* _Dokumenttext_:
************

Den FB musst du in jedem Zyklus aufrufen. Zum Anstoßen des Schreibauftrages muss der Trigger auf TRUE gesetzt werden. Dieser wird vom FB wieder zurückgesetzt.
Die Auswertung von Busy ist zwar sinnvoll aber nicht zwingend notwendig.

Der FB erzeugt aber keine Textdatei die du bearbeiten kannst sondern ein Binärfile.
Holger


----------



## Jone (18 August 2020)

holgermaik schrieb:


> Hallo Jone
> der Dateiname wäre
> 
> 
> ...


Vielen Dank. Der Import/Export hat geklappt, aber es gibt offene Punkte (unten).

Ich hab das Tool "WinSCP" heruntergeladen und bin folgendermaßen vorgegangen:
1. WinSCP installiert, gestartet und IP-Adresse, Name und Passwort eingegeben.



2. Controller gestartet und in der Visu auf meinen Trigger für den Parameterexport (Export in '/home/codesys/Dateiname.bin') gedrückt, anschließend steht folgendes in datei.bin




Der Export und Import funktioniert bei INTs und REALs problemlos, andere Datentypen hab ich noch nicht probiert.


*Offene Fragen:*
*a) Gibt es eine Möglichkeit, die Werte nicht in ASCII-Werten sondern in Dezimalwerten o.ä. zu speichern, um die Werte in der .bin-Datei lesbar(er) zu machen?*
*b)* Der Import/Export-Test hat auch ohne SDcard funktioniert und auch die .bin-Datei ist ohne SDcard lesbar. Es sieht so aus, als würden die Ordner und Dateien irgendwo anders erstellt. *Wo?*
Die Vorgabe ist jedoch, die Parameter einer Anlage auf die SDcard zu exportieren und diese Parameter auf einer zweiten Anlage zu importieren.
*Wie kann man die Parameter auf der SDcard speichern?*


----------



## oliver.tonn (18 August 2020)

Zu a, dann müsstest Du die Zahlen in Strings wandeln und die Struktur entsprechend abändern, ist allerdings quick and dirty.


----------



## Peter255 (18 August 2020)

************

* _Datensätze_:
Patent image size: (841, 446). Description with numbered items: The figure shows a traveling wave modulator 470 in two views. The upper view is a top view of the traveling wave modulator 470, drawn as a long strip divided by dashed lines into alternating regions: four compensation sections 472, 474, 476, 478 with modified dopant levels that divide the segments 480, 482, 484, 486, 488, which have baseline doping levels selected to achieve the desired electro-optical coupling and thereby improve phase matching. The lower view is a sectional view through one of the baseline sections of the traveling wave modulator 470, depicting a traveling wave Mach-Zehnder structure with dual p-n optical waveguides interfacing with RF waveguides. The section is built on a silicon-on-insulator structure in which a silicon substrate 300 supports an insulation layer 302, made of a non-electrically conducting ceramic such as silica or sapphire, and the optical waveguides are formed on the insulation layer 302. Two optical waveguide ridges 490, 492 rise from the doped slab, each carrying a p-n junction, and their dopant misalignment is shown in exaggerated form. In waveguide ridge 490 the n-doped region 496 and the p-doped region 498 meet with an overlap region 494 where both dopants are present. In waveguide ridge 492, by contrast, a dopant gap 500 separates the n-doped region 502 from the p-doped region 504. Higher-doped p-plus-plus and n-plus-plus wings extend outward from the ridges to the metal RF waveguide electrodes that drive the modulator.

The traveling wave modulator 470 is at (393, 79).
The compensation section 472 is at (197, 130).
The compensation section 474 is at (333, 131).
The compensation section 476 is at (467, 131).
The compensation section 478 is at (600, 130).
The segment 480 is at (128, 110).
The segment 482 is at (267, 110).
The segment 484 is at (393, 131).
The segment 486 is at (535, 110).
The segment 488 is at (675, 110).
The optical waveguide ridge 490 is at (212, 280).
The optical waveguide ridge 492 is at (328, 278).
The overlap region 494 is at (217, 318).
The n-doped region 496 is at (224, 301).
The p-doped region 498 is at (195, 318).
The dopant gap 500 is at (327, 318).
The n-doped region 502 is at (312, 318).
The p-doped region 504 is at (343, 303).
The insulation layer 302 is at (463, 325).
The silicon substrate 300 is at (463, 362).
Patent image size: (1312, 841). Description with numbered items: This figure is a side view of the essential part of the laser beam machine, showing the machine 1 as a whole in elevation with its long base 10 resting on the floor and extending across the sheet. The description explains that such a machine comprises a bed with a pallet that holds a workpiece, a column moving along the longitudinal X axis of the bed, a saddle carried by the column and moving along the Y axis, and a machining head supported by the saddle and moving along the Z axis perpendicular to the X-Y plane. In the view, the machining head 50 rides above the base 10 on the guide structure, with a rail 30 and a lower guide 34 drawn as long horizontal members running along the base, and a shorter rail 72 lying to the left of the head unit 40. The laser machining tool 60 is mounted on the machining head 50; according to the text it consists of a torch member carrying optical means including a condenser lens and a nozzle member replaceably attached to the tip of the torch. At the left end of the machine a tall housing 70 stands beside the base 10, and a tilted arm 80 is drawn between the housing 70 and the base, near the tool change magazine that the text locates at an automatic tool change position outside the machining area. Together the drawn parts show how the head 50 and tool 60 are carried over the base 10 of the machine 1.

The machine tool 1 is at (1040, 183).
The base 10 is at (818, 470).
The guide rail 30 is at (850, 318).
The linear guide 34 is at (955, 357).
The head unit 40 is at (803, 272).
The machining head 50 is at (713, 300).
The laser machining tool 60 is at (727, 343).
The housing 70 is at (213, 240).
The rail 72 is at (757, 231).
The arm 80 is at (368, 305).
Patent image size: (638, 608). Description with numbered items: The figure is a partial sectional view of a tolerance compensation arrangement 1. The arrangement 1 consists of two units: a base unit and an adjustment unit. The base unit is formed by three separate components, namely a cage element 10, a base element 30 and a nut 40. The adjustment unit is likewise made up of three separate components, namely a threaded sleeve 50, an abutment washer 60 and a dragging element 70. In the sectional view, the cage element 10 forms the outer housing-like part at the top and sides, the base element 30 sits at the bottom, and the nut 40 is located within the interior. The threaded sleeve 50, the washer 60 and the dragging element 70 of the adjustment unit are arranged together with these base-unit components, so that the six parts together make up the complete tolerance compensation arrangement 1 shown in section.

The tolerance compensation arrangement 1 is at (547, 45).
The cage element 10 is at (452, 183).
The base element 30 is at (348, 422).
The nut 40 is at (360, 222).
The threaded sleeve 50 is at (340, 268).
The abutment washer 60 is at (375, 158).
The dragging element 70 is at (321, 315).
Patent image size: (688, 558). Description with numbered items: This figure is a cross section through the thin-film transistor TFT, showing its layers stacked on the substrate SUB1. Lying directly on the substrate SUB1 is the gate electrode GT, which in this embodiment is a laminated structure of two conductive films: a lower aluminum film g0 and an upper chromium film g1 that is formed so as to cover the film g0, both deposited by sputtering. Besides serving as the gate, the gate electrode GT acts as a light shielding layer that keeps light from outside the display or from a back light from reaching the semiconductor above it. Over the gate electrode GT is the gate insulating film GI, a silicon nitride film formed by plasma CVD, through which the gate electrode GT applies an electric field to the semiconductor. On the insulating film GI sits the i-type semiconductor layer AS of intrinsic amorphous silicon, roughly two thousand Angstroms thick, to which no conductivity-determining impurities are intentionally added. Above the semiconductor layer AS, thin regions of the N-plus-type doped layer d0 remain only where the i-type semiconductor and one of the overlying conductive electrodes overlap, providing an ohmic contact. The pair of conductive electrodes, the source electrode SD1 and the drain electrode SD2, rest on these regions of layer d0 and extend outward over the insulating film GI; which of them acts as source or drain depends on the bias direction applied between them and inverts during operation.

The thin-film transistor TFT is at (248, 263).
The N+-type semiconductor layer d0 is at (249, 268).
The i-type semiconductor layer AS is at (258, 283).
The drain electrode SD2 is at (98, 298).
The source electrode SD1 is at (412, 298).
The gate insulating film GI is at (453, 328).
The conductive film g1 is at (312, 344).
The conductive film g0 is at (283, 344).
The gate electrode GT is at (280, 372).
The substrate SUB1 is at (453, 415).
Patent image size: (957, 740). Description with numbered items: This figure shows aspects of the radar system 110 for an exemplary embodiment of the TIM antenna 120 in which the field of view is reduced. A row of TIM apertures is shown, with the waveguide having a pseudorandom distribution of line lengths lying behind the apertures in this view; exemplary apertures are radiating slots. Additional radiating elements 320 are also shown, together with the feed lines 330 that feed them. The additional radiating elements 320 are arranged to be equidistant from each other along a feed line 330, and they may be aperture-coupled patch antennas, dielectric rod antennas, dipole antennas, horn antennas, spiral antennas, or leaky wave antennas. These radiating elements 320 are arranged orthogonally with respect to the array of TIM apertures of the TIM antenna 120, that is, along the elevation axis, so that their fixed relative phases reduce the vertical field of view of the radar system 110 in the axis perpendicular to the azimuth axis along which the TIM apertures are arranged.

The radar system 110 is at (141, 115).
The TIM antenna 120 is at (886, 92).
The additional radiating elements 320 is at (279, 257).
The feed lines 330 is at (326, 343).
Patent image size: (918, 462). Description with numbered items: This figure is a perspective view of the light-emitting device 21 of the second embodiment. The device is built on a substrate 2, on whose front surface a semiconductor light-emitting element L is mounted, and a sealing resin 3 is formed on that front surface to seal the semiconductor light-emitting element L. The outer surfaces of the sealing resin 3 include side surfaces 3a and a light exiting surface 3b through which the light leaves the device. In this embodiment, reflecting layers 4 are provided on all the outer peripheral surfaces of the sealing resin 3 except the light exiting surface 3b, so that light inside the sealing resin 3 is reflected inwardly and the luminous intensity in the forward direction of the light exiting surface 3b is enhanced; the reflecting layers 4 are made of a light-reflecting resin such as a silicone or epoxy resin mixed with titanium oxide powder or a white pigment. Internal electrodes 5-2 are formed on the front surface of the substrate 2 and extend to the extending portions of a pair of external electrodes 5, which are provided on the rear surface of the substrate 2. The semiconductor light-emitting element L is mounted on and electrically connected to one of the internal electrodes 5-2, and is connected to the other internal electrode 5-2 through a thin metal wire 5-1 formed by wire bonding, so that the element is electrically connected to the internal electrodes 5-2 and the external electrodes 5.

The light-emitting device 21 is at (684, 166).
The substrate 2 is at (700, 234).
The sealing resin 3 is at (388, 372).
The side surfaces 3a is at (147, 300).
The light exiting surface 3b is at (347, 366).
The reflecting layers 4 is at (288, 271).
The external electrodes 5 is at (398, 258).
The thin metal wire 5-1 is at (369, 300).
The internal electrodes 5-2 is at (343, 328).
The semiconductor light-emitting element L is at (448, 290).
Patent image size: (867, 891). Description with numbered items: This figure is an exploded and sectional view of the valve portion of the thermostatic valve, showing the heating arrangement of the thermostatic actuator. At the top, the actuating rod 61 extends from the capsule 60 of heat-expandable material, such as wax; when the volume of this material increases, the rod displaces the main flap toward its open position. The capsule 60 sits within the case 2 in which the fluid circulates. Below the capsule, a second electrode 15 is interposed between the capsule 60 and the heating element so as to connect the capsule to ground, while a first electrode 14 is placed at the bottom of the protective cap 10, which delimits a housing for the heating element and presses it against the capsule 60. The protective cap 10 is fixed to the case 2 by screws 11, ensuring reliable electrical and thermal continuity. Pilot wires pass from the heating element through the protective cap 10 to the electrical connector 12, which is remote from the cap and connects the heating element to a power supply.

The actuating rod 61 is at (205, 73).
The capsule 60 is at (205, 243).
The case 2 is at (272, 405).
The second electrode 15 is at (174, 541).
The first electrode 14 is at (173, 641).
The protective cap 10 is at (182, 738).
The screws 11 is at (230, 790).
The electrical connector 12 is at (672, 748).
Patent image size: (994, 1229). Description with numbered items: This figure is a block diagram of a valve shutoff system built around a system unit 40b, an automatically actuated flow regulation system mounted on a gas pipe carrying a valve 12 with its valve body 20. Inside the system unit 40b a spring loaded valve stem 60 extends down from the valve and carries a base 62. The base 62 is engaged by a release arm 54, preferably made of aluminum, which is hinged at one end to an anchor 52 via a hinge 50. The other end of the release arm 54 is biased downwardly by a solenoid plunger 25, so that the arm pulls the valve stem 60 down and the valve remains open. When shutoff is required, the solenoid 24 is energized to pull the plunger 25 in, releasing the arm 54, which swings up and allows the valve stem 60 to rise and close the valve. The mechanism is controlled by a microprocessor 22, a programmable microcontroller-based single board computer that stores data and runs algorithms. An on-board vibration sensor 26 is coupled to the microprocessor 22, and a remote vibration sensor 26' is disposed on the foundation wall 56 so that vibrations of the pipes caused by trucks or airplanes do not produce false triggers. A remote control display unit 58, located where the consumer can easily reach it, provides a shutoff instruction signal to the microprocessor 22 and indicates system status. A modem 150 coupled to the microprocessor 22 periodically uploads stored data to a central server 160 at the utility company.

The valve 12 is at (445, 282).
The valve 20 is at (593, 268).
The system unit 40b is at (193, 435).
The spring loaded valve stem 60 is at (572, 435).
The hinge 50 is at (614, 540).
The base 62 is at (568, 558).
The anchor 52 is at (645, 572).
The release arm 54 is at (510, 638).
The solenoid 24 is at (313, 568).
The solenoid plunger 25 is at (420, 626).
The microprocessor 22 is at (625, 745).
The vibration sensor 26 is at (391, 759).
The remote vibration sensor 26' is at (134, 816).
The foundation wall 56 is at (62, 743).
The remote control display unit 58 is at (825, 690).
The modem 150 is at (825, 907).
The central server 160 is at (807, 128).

************

* _Erforderliche Schritte_:
1. Schreiben Sie aus dem Dokumenttext den Abschnitt ab, der mit den Worten „Ich hab das“ beginnt und mit „und Passwort eingegeben.“ endet.
2. Welche Art von Datei erzeugt der FB laut Dokumenttext?
Die Datensätze stammen aus einer anderen Quelle.

* _Antworten_:
1.
Ich hab das Tool "WinSCP" heruntergeladen und bin folgendermaßen vorgegangen:
1. WinSCP installiert, gestartet und IP-Adresse, Name und Passwort eingegeben.

2. Der FB erzeugt keine bearbeitbare Textdatei, sondern ein Binärfile.